* Start DATA ENTRIES *

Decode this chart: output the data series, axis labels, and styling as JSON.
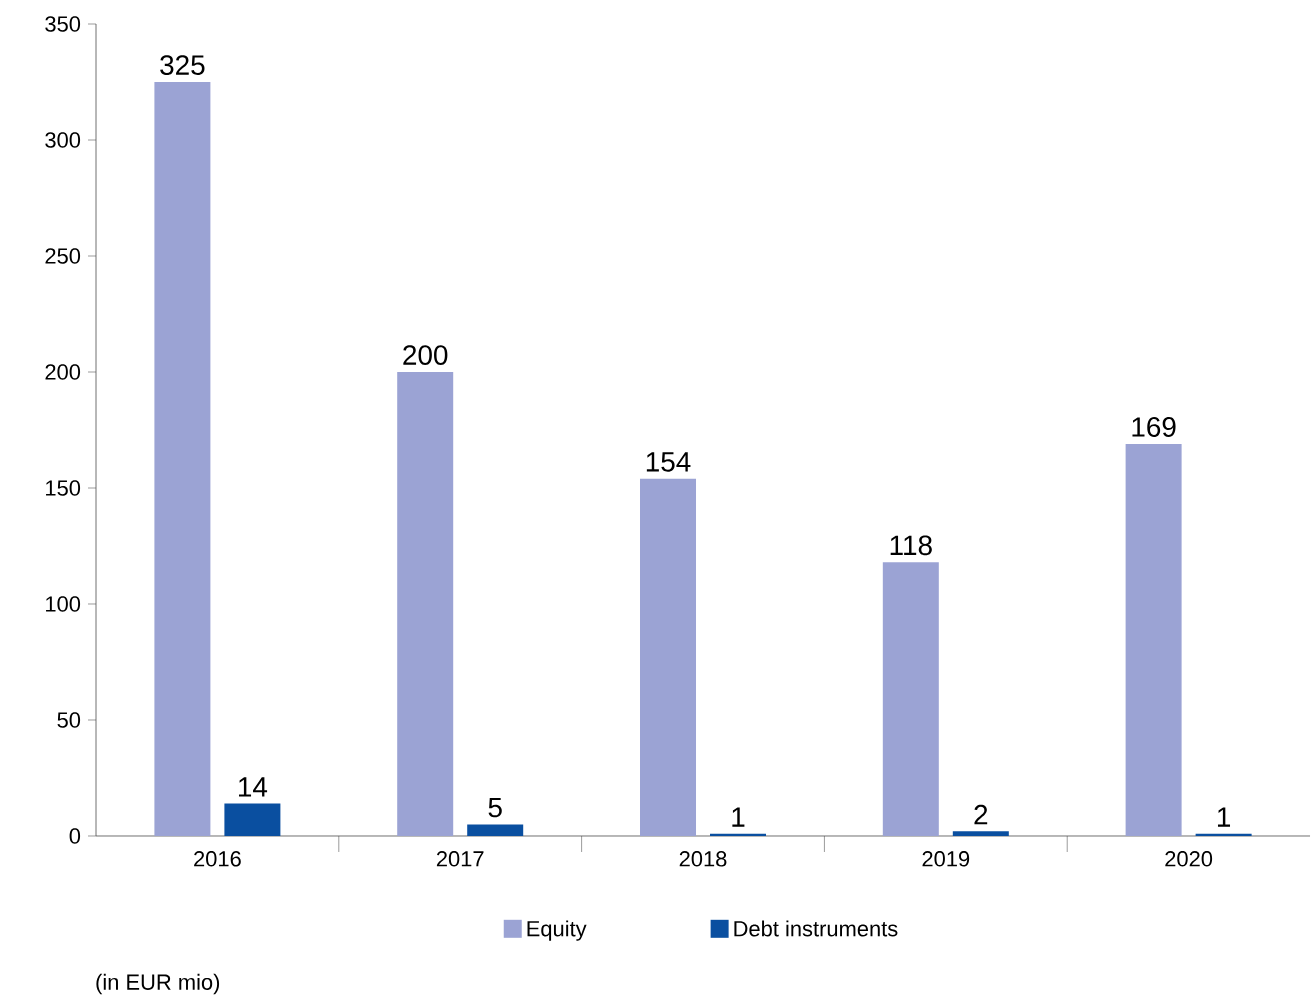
{
  "chart_data": {
    "type": "bar",
    "categories": [
      "2016",
      "2017",
      "2018",
      "2019",
      "2020"
    ],
    "series": [
      {
        "name": "Equity",
        "color": "#9ba3d4",
        "values": [
          325,
          200,
          154,
          118,
          169
        ]
      },
      {
        "name": "Debt instruments",
        "color": "#0a4fa0",
        "values": [
          14,
          5,
          1,
          2,
          1
        ]
      }
    ],
    "ylim": [
      0,
      350
    ],
    "yticks": [
      0,
      50,
      100,
      150,
      200,
      250,
      300,
      350
    ],
    "data_labels": true,
    "legend": "bottom",
    "grid": false,
    "annotations": [
      "(in EUR mio)"
    ]
  }
}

* End DATA ENTRIES *

[DESCRIPTION OF THE TASK] Keep the pictures out of the copy and return the rest of the data above exactly.

[SOLUTION TO THIS PROBLEM]
Decode this chart: output the data series, axis labels, and styling as JSON.
{
  "chart_data": {
    "type": "bar",
    "categories": [
      "2016",
      "2017",
      "2018",
      "2019",
      "2020"
    ],
    "series": [
      {
        "name": "Equity",
        "color": "#9ba3d4",
        "values": [
          325,
          200,
          154,
          118,
          169
        ]
      },
      {
        "name": "Debt instruments",
        "color": "#0a4fa0",
        "values": [
          14,
          5,
          1,
          2,
          1
        ]
      }
    ],
    "ylim": [
      0,
      350
    ],
    "yticks": [
      0,
      50,
      100,
      150,
      200,
      250,
      300,
      350
    ],
    "data_labels": true,
    "legend": "bottom",
    "grid": false,
    "annotations": [
      "(in EUR mio)"
    ]
  }
}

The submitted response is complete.